Problem to solve: Keep only the lines where "true" appears.
— start —
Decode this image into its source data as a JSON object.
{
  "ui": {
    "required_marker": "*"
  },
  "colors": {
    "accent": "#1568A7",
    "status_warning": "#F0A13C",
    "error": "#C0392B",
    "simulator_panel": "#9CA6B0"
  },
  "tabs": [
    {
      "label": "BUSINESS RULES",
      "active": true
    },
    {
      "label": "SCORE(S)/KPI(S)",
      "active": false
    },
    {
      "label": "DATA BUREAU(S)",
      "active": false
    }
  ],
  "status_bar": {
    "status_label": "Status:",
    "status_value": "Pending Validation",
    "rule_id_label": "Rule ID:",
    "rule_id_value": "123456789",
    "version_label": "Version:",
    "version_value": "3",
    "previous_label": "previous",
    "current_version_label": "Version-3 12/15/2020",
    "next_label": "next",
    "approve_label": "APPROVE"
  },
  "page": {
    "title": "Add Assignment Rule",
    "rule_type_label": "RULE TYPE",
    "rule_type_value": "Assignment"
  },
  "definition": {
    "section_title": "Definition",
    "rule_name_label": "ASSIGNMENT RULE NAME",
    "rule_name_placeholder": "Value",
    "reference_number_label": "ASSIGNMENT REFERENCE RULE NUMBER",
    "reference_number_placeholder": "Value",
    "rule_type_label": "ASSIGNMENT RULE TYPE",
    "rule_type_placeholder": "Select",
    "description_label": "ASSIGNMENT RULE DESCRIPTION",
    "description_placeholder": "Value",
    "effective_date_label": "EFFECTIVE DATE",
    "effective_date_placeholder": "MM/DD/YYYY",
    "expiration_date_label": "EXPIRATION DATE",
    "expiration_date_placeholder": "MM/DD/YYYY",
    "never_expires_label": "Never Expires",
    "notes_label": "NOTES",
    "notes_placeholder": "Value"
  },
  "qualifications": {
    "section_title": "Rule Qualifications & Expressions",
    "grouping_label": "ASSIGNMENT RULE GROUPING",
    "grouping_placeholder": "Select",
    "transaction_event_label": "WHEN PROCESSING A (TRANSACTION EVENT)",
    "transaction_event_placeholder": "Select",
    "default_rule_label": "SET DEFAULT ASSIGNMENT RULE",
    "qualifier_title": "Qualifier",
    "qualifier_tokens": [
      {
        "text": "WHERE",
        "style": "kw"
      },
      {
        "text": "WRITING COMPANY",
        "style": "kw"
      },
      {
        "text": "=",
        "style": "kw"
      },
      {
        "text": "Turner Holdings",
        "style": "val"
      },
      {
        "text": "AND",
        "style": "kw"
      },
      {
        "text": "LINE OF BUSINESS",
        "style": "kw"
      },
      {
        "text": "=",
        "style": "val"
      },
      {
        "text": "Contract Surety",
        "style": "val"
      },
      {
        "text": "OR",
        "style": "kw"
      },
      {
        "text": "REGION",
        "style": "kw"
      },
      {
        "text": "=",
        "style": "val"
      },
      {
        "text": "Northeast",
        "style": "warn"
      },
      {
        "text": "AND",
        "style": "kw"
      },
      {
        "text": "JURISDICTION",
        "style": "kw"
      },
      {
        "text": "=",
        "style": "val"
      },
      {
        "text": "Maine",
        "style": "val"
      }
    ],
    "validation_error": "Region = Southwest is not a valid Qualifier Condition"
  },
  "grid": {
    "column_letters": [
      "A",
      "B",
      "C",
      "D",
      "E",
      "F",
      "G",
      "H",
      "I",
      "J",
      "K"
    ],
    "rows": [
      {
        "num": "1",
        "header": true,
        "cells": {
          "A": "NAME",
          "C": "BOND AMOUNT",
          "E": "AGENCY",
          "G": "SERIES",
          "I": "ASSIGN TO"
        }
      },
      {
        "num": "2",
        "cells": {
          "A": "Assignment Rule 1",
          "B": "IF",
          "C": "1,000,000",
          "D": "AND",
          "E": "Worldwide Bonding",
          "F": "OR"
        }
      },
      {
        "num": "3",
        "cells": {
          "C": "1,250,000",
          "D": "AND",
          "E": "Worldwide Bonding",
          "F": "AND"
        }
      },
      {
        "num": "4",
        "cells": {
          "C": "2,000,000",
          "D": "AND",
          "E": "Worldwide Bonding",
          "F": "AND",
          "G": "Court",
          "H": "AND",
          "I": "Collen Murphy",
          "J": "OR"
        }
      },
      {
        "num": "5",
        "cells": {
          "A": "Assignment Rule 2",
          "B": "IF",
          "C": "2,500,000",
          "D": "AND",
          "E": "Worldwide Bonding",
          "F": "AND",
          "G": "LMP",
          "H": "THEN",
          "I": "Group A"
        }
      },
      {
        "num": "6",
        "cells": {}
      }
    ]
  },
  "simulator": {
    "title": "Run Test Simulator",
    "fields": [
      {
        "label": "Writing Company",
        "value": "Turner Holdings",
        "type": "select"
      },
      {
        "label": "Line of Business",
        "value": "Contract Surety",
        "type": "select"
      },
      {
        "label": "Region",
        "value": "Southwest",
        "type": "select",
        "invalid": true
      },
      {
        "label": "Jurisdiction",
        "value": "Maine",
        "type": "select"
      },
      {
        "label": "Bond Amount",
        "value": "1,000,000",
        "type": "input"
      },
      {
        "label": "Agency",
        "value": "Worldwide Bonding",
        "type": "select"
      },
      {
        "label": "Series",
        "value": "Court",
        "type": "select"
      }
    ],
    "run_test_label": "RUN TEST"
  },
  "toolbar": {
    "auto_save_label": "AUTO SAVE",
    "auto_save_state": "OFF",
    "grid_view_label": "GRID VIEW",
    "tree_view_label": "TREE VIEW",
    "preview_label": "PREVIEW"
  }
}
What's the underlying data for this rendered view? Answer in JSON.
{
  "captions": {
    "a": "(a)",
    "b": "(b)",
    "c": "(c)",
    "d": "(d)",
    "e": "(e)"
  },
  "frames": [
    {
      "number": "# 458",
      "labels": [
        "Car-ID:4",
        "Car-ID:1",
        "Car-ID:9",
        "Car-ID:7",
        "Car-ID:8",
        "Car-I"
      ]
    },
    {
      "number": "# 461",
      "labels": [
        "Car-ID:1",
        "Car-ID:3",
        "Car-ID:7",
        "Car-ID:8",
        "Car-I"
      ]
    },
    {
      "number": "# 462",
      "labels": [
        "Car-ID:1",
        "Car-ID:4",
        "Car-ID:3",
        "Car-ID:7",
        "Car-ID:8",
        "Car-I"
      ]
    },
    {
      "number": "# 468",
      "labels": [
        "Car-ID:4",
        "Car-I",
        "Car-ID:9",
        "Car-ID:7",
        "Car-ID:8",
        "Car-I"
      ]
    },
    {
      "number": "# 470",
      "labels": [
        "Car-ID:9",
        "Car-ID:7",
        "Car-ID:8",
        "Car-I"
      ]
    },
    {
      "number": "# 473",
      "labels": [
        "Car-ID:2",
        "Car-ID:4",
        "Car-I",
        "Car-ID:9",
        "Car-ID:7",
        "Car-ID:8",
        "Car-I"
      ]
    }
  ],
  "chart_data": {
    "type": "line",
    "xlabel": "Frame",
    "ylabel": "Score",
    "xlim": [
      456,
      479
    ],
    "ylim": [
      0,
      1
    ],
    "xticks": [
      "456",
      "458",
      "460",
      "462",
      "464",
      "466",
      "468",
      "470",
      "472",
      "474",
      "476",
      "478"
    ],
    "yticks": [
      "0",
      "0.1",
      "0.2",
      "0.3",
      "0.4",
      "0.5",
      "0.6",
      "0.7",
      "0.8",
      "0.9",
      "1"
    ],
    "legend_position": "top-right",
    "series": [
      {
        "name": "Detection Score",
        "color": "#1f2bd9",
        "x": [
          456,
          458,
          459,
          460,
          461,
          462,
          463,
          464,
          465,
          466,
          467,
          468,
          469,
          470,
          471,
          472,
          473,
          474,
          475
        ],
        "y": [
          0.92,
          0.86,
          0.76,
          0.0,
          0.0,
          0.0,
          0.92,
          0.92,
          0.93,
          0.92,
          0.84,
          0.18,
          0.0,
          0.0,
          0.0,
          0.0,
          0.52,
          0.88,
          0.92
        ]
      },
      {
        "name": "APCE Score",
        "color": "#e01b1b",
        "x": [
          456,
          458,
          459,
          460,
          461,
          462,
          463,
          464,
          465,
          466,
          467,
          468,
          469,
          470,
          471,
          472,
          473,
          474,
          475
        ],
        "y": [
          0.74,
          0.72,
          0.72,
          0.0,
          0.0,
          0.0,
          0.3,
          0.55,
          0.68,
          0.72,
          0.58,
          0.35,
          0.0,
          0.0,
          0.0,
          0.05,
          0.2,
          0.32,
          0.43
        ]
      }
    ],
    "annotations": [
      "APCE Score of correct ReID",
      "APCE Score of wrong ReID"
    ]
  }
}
— end —
Output of the exercise:
      "active": true
        "header": true,
        "invalid": true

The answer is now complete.